* [WHAT NEEDS TO BE DONE]:
Skip the pictures. Reproduce all other material exactly.

┄┄┄┄┄┄

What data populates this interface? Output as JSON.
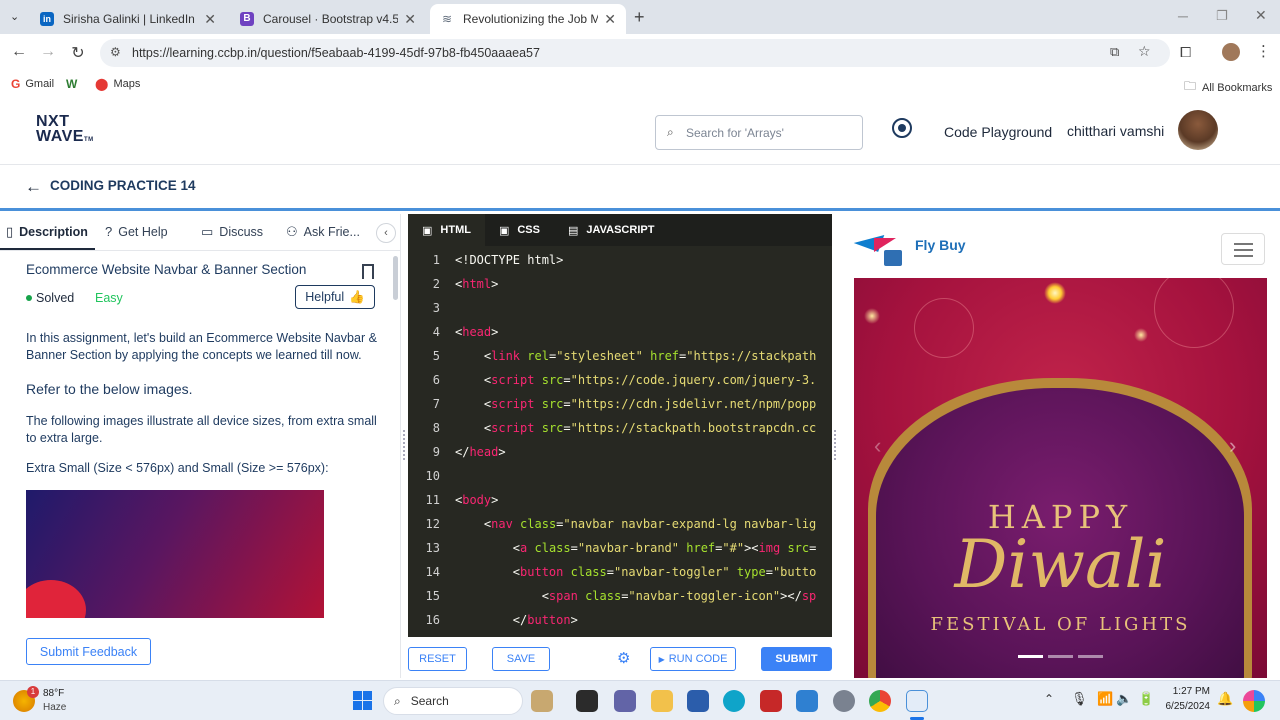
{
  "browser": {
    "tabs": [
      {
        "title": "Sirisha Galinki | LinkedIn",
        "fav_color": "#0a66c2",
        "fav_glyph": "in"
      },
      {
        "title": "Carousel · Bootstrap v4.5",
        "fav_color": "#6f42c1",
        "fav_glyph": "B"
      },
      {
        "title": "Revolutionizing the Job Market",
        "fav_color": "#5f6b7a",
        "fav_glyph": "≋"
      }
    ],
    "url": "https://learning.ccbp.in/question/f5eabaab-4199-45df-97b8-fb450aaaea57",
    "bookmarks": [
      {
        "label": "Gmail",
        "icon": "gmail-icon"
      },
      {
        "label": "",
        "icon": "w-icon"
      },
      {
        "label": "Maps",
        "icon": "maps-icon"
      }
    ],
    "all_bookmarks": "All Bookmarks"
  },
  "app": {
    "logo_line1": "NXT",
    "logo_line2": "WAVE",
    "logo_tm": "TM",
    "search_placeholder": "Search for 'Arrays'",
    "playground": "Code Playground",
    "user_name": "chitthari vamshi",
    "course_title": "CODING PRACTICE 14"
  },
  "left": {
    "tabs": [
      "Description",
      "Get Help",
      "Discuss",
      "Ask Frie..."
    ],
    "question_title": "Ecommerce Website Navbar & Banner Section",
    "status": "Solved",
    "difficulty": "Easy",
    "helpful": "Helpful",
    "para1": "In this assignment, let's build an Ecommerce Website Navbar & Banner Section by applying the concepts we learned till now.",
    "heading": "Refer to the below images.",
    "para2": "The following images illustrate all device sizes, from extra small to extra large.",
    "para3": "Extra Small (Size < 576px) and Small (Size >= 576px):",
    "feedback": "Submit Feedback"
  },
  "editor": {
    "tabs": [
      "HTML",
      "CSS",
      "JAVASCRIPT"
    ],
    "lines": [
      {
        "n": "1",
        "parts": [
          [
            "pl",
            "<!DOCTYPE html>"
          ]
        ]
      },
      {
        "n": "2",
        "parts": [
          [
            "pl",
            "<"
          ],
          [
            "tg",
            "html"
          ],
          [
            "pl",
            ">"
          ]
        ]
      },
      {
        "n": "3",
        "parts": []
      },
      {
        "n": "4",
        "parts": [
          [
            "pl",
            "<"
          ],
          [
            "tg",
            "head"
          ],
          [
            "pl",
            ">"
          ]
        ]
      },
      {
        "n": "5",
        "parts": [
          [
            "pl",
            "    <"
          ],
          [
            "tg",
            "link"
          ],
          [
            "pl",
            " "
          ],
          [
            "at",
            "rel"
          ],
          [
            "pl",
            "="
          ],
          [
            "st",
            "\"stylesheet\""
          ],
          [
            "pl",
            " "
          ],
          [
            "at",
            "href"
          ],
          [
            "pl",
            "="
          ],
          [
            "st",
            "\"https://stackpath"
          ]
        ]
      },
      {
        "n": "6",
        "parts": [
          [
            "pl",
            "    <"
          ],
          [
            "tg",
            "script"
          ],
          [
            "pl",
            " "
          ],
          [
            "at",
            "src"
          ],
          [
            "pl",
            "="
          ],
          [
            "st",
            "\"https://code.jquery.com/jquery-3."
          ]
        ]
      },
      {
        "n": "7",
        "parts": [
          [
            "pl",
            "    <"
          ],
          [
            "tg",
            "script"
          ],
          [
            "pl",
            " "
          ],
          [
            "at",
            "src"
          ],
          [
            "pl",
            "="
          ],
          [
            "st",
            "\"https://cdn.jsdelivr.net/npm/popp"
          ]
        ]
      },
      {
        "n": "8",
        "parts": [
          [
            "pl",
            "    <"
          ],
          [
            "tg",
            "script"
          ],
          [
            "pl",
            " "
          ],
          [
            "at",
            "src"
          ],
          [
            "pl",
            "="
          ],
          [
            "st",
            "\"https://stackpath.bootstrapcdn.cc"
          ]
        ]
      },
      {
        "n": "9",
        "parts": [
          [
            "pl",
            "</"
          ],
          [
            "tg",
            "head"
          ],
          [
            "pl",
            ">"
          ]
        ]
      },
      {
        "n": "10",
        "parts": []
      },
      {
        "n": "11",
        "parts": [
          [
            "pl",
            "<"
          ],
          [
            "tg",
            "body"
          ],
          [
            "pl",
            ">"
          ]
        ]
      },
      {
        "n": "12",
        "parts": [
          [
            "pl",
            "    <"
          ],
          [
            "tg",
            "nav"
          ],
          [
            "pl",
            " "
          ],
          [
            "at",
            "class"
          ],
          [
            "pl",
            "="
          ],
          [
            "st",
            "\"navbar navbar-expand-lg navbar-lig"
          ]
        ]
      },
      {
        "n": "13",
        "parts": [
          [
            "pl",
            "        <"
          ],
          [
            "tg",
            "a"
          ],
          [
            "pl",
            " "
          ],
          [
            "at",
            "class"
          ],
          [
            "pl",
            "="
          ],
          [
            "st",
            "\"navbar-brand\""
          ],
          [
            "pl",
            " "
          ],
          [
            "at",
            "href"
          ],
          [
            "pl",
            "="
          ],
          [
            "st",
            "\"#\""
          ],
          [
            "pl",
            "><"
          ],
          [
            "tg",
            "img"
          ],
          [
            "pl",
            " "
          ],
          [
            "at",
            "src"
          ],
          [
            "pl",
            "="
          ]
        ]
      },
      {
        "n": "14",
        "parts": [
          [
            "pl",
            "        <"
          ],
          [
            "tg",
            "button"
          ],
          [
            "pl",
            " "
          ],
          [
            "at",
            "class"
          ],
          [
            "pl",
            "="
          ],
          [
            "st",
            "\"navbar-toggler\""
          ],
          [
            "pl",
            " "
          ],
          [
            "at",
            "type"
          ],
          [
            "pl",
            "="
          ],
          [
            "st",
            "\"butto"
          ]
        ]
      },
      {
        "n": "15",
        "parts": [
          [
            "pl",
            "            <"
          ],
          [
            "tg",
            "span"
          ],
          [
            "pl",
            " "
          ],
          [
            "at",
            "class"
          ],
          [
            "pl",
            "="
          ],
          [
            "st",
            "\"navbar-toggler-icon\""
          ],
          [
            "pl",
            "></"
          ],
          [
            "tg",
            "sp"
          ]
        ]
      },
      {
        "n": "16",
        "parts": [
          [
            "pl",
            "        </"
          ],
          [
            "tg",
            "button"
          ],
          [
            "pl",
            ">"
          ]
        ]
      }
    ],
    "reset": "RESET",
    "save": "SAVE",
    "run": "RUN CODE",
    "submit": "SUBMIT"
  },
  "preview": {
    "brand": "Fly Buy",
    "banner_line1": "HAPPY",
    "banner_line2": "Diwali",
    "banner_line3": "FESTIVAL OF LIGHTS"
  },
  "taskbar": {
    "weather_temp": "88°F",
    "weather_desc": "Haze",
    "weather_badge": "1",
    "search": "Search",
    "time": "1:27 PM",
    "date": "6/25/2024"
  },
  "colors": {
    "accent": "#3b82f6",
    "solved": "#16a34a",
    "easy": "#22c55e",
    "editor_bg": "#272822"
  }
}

┄┄┄┄┄┄

* [TASK RESULT]:
What data populates this interface? Output as JSON.
{
  "browser": {
    "tabs": [
      {
        "title": "Sirisha Galinki | LinkedIn",
        "fav_color": "#0a66c2",
        "fav_glyph": "in"
      },
      {
        "title": "Carousel · Bootstrap v4.5",
        "fav_color": "#6f42c1",
        "fav_glyph": "B"
      },
      {
        "title": "Revolutionizing the Job Market",
        "fav_color": "#5f6b7a",
        "fav_glyph": "≋"
      }
    ],
    "url": "https://learning.ccbp.in/question/f5eabaab-4199-45df-97b8-fb450aaaea57",
    "bookmarks": [
      {
        "label": "Gmail",
        "icon": "gmail-icon"
      },
      {
        "label": "",
        "icon": "w-icon"
      },
      {
        "label": "Maps",
        "icon": "maps-icon"
      }
    ],
    "all_bookmarks": "All Bookmarks"
  },
  "app": {
    "logo_line1": "NXT",
    "logo_line2": "WAVE",
    "logo_tm": "TM",
    "search_placeholder": "Search for 'Arrays'",
    "playground": "Code Playground",
    "user_name": "chitthari vamshi",
    "course_title": "CODING PRACTICE 14"
  },
  "left": {
    "tabs": [
      "Description",
      "Get Help",
      "Discuss",
      "Ask Frie..."
    ],
    "question_title": "Ecommerce Website Navbar & Banner Section",
    "status": "Solved",
    "difficulty": "Easy",
    "helpful": "Helpful",
    "para1": "In this assignment, let's build an Ecommerce Website Navbar & Banner Section by applying the concepts we learned till now.",
    "heading": "Refer to the below images.",
    "para2": "The following images illustrate all device sizes, from extra small to extra large.",
    "para3": "Extra Small (Size < 576px) and Small (Size >= 576px):",
    "feedback": "Submit Feedback"
  },
  "editor": {
    "tabs": [
      "HTML",
      "CSS",
      "JAVASCRIPT"
    ],
    "lines": [
      {
        "n": "1",
        "parts": [
          [
            "pl",
            "<!DOCTYPE html>"
          ]
        ]
      },
      {
        "n": "2",
        "parts": [
          [
            "pl",
            "<"
          ],
          [
            "tg",
            "html"
          ],
          [
            "pl",
            ">"
          ]
        ]
      },
      {
        "n": "3",
        "parts": []
      },
      {
        "n": "4",
        "parts": [
          [
            "pl",
            "<"
          ],
          [
            "tg",
            "head"
          ],
          [
            "pl",
            ">"
          ]
        ]
      },
      {
        "n": "5",
        "parts": [
          [
            "pl",
            "    <"
          ],
          [
            "tg",
            "link"
          ],
          [
            "pl",
            " "
          ],
          [
            "at",
            "rel"
          ],
          [
            "pl",
            "="
          ],
          [
            "st",
            "\"stylesheet\""
          ],
          [
            "pl",
            " "
          ],
          [
            "at",
            "href"
          ],
          [
            "pl",
            "="
          ],
          [
            "st",
            "\"https://stackpath"
          ]
        ]
      },
      {
        "n": "6",
        "parts": [
          [
            "pl",
            "    <"
          ],
          [
            "tg",
            "script"
          ],
          [
            "pl",
            " "
          ],
          [
            "at",
            "src"
          ],
          [
            "pl",
            "="
          ],
          [
            "st",
            "\"https://code.jquery.com/jquery-3."
          ]
        ]
      },
      {
        "n": "7",
        "parts": [
          [
            "pl",
            "    <"
          ],
          [
            "tg",
            "script"
          ],
          [
            "pl",
            " "
          ],
          [
            "at",
            "src"
          ],
          [
            "pl",
            "="
          ],
          [
            "st",
            "\"https://cdn.jsdelivr.net/npm/popp"
          ]
        ]
      },
      {
        "n": "8",
        "parts": [
          [
            "pl",
            "    <"
          ],
          [
            "tg",
            "script"
          ],
          [
            "pl",
            " "
          ],
          [
            "at",
            "src"
          ],
          [
            "pl",
            "="
          ],
          [
            "st",
            "\"https://stackpath.bootstrapcdn.cc"
          ]
        ]
      },
      {
        "n": "9",
        "parts": [
          [
            "pl",
            "</"
          ],
          [
            "tg",
            "head"
          ],
          [
            "pl",
            ">"
          ]
        ]
      },
      {
        "n": "10",
        "parts": []
      },
      {
        "n": "11",
        "parts": [
          [
            "pl",
            "<"
          ],
          [
            "tg",
            "body"
          ],
          [
            "pl",
            ">"
          ]
        ]
      },
      {
        "n": "12",
        "parts": [
          [
            "pl",
            "    <"
          ],
          [
            "tg",
            "nav"
          ],
          [
            "pl",
            " "
          ],
          [
            "at",
            "class"
          ],
          [
            "pl",
            "="
          ],
          [
            "st",
            "\"navbar navbar-expand-lg navbar-lig"
          ]
        ]
      },
      {
        "n": "13",
        "parts": [
          [
            "pl",
            "        <"
          ],
          [
            "tg",
            "a"
          ],
          [
            "pl",
            " "
          ],
          [
            "at",
            "class"
          ],
          [
            "pl",
            "="
          ],
          [
            "st",
            "\"navbar-brand\""
          ],
          [
            "pl",
            " "
          ],
          [
            "at",
            "href"
          ],
          [
            "pl",
            "="
          ],
          [
            "st",
            "\"#\""
          ],
          [
            "pl",
            "><"
          ],
          [
            "tg",
            "img"
          ],
          [
            "pl",
            " "
          ],
          [
            "at",
            "src"
          ],
          [
            "pl",
            "="
          ]
        ]
      },
      {
        "n": "14",
        "parts": [
          [
            "pl",
            "        <"
          ],
          [
            "tg",
            "button"
          ],
          [
            "pl",
            " "
          ],
          [
            "at",
            "class"
          ],
          [
            "pl",
            "="
          ],
          [
            "st",
            "\"navbar-toggler\""
          ],
          [
            "pl",
            " "
          ],
          [
            "at",
            "type"
          ],
          [
            "pl",
            "="
          ],
          [
            "st",
            "\"butto"
          ]
        ]
      },
      {
        "n": "15",
        "parts": [
          [
            "pl",
            "            <"
          ],
          [
            "tg",
            "span"
          ],
          [
            "pl",
            " "
          ],
          [
            "at",
            "class"
          ],
          [
            "pl",
            "="
          ],
          [
            "st",
            "\"navbar-toggler-icon\""
          ],
          [
            "pl",
            "></"
          ],
          [
            "tg",
            "sp"
          ]
        ]
      },
      {
        "n": "16",
        "parts": [
          [
            "pl",
            "        </"
          ],
          [
            "tg",
            "button"
          ],
          [
            "pl",
            ">"
          ]
        ]
      }
    ],
    "reset": "RESET",
    "save": "SAVE",
    "run": "RUN CODE",
    "submit": "SUBMIT"
  },
  "preview": {
    "brand": "Fly Buy",
    "banner_line1": "HAPPY",
    "banner_line2": "Diwali",
    "banner_line3": "FESTIVAL OF LIGHTS"
  },
  "taskbar": {
    "weather_temp": "88°F",
    "weather_desc": "Haze",
    "weather_badge": "1",
    "search": "Search",
    "time": "1:27 PM",
    "date": "6/25/2024"
  },
  "colors": {
    "accent": "#3b82f6",
    "solved": "#16a34a",
    "easy": "#22c55e",
    "editor_bg": "#272822"
  }
}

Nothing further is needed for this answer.